[Extracted data entries]
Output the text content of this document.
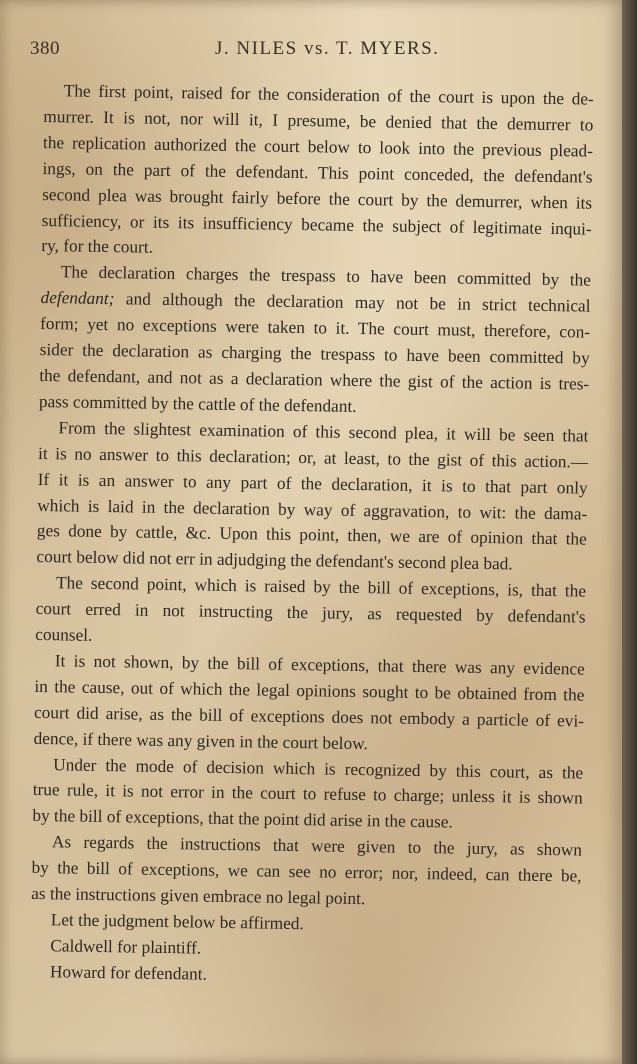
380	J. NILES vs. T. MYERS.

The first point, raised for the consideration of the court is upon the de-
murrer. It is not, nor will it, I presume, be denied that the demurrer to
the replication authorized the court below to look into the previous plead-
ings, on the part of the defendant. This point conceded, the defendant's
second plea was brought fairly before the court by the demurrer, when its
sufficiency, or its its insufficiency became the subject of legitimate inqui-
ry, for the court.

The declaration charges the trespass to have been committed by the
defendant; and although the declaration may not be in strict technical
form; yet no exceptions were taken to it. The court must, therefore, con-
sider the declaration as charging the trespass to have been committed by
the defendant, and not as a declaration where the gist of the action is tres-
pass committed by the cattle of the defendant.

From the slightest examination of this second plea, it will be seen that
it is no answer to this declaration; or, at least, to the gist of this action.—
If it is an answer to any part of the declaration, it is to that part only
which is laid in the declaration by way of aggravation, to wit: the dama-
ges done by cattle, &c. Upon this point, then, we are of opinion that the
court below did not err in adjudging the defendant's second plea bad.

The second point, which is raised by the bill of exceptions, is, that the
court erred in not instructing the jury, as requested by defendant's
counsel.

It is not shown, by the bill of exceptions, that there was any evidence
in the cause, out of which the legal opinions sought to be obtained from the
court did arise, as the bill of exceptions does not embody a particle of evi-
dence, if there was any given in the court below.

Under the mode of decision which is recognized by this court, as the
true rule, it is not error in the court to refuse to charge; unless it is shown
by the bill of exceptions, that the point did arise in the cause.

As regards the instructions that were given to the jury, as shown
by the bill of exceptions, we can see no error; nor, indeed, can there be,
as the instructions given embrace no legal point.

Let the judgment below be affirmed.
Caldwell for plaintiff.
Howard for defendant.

* * *

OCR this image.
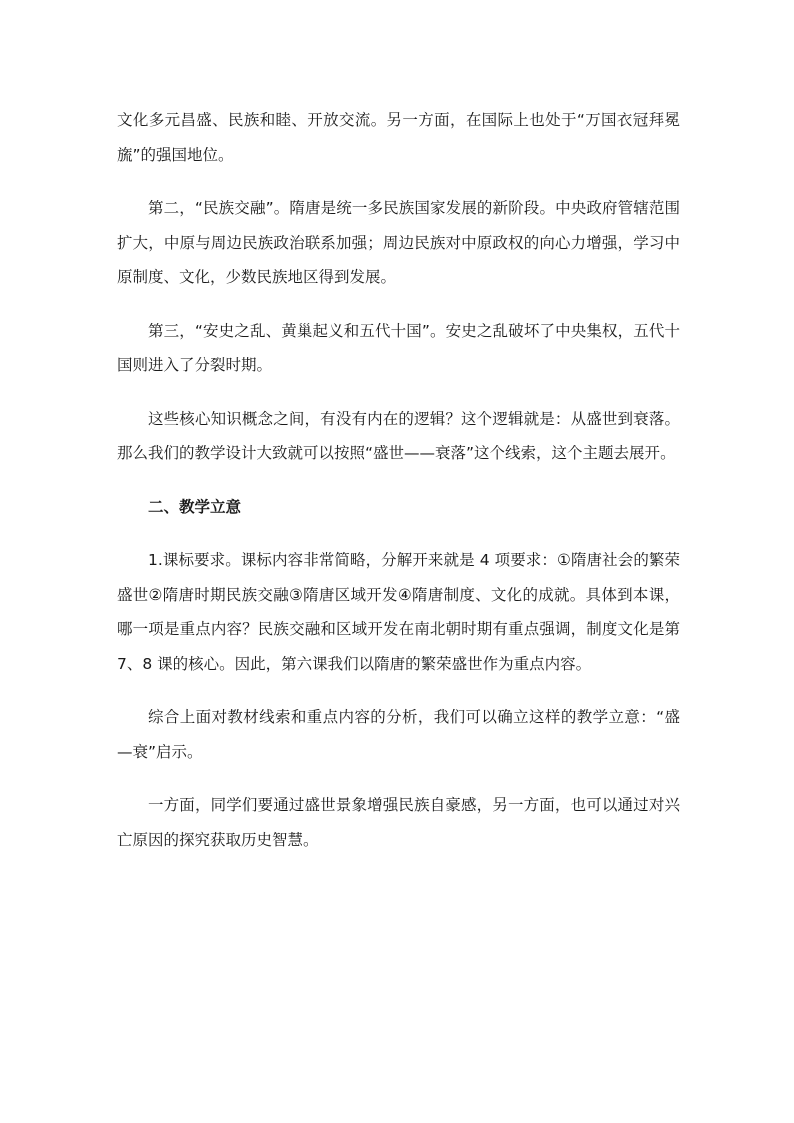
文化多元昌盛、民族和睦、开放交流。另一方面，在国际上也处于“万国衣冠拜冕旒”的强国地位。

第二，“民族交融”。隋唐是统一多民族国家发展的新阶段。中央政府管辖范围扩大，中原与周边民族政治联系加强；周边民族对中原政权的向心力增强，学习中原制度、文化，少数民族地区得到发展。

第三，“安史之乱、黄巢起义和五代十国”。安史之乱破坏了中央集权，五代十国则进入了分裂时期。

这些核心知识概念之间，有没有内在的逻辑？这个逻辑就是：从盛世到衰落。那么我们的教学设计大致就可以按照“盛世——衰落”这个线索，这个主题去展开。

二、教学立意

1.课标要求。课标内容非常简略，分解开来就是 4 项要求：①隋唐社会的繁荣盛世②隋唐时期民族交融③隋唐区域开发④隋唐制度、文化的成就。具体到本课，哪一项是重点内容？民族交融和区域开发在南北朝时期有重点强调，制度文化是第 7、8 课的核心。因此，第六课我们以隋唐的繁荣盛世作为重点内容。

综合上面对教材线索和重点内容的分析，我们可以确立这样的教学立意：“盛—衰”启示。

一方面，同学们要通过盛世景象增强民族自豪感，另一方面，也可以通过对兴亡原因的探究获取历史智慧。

==

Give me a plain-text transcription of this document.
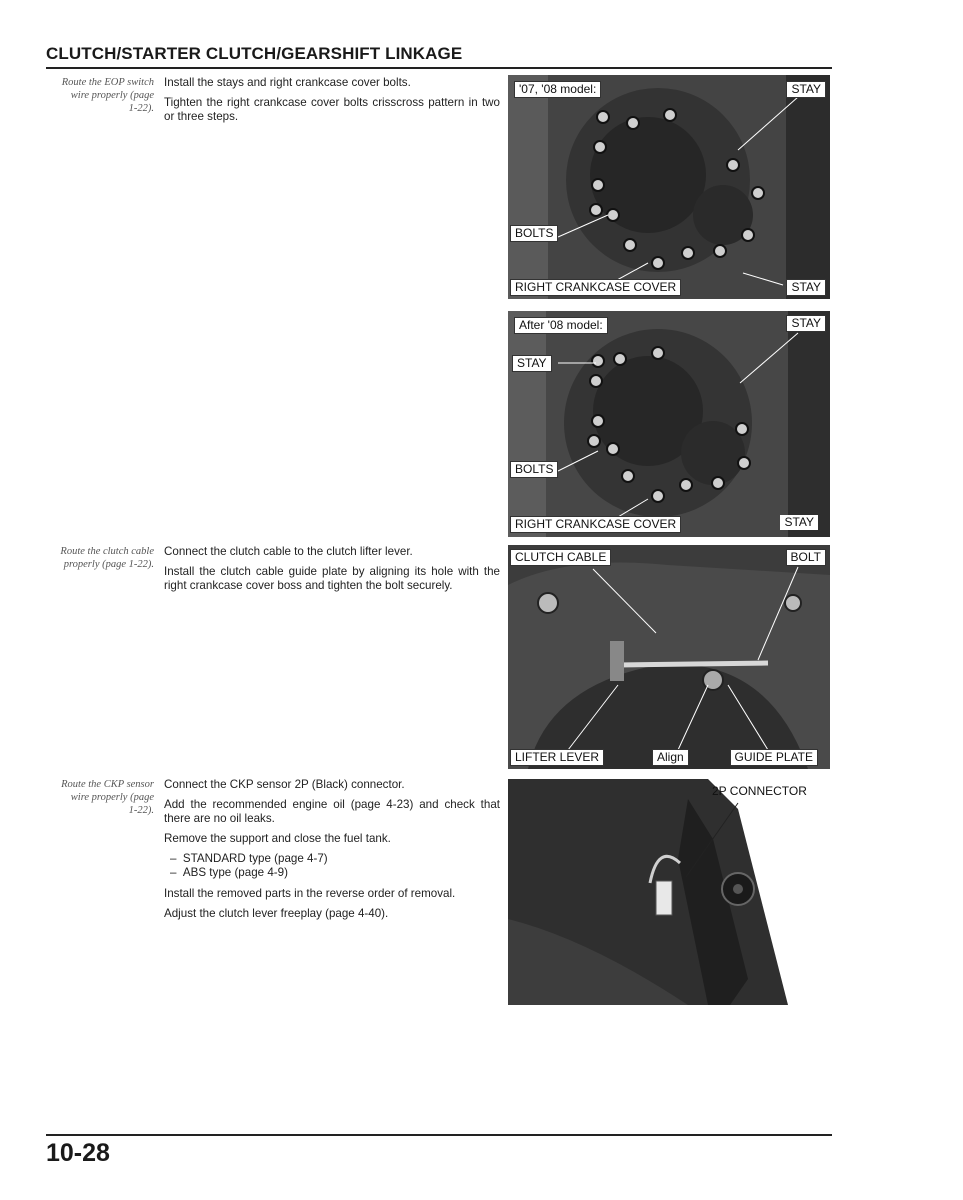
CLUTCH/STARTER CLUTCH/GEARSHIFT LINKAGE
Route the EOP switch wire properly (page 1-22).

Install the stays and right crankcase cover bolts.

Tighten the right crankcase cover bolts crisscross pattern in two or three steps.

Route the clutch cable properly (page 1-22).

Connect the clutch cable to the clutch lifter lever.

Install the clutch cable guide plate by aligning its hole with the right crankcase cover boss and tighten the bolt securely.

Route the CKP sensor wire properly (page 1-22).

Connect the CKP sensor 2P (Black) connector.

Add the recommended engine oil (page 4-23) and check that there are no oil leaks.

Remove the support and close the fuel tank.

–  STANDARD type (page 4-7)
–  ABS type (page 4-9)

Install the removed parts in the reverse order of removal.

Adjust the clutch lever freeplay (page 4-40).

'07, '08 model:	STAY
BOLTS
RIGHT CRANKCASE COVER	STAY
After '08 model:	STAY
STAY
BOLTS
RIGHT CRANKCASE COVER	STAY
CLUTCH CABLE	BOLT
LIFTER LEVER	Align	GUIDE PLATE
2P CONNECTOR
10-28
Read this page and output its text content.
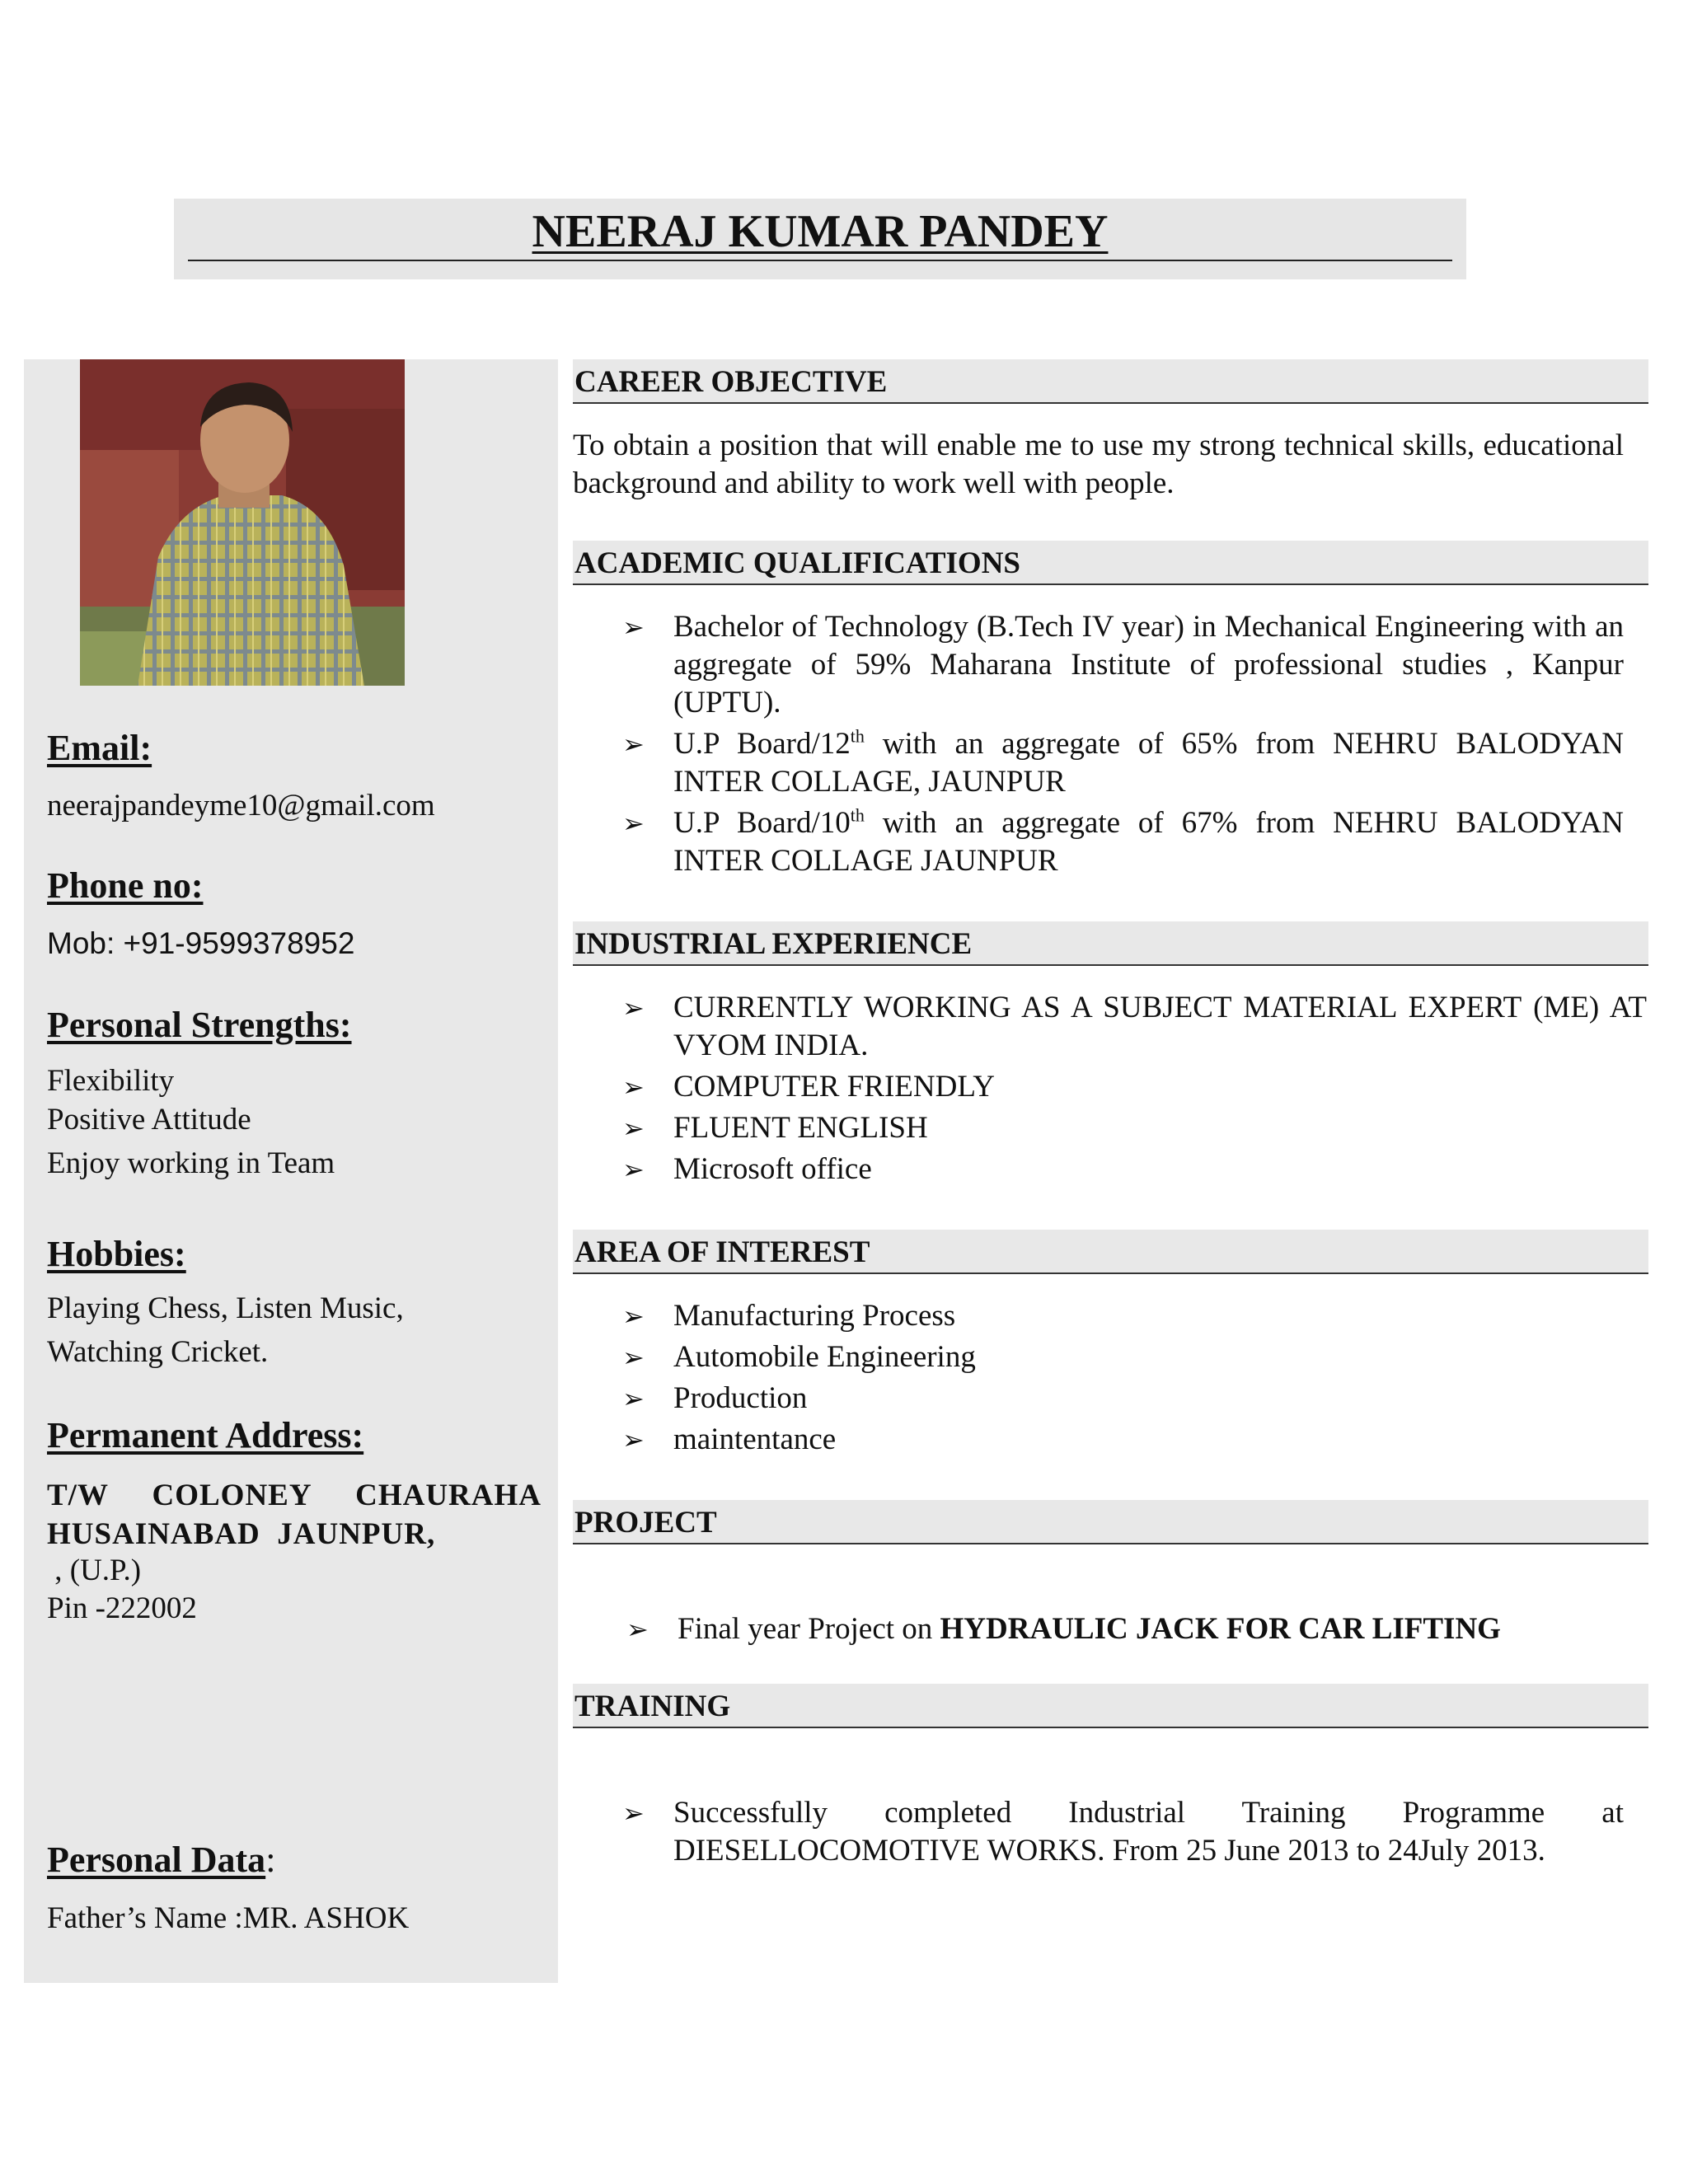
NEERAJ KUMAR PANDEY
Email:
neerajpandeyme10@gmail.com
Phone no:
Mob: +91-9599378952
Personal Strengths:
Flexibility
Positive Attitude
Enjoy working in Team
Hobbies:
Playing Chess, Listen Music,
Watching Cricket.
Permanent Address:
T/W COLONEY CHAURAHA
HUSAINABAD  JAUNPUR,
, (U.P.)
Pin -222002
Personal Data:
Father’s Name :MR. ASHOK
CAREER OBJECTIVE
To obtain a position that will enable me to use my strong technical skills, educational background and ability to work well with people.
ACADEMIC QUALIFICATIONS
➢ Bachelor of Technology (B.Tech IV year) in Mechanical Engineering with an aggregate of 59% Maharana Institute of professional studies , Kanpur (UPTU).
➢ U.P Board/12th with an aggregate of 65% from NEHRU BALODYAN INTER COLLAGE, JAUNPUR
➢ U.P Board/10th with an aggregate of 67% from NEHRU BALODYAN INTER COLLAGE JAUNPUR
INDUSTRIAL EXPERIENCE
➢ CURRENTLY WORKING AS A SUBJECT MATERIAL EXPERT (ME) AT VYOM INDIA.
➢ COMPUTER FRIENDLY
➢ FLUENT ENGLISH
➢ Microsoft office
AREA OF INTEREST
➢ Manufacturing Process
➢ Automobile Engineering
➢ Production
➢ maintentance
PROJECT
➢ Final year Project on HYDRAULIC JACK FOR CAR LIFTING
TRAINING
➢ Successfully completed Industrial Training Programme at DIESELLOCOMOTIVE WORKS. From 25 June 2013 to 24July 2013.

__Work to be completed__
Search the data for "Engineering". Copy every line that has it.

__Output__
➢ Bachelor of Technology (B.Tech IV year) in Mechanical Engineering with an aggregate of 59% Maharana Institute of professional studies , Kanpur (UPTU).
➢ Automobile Engineering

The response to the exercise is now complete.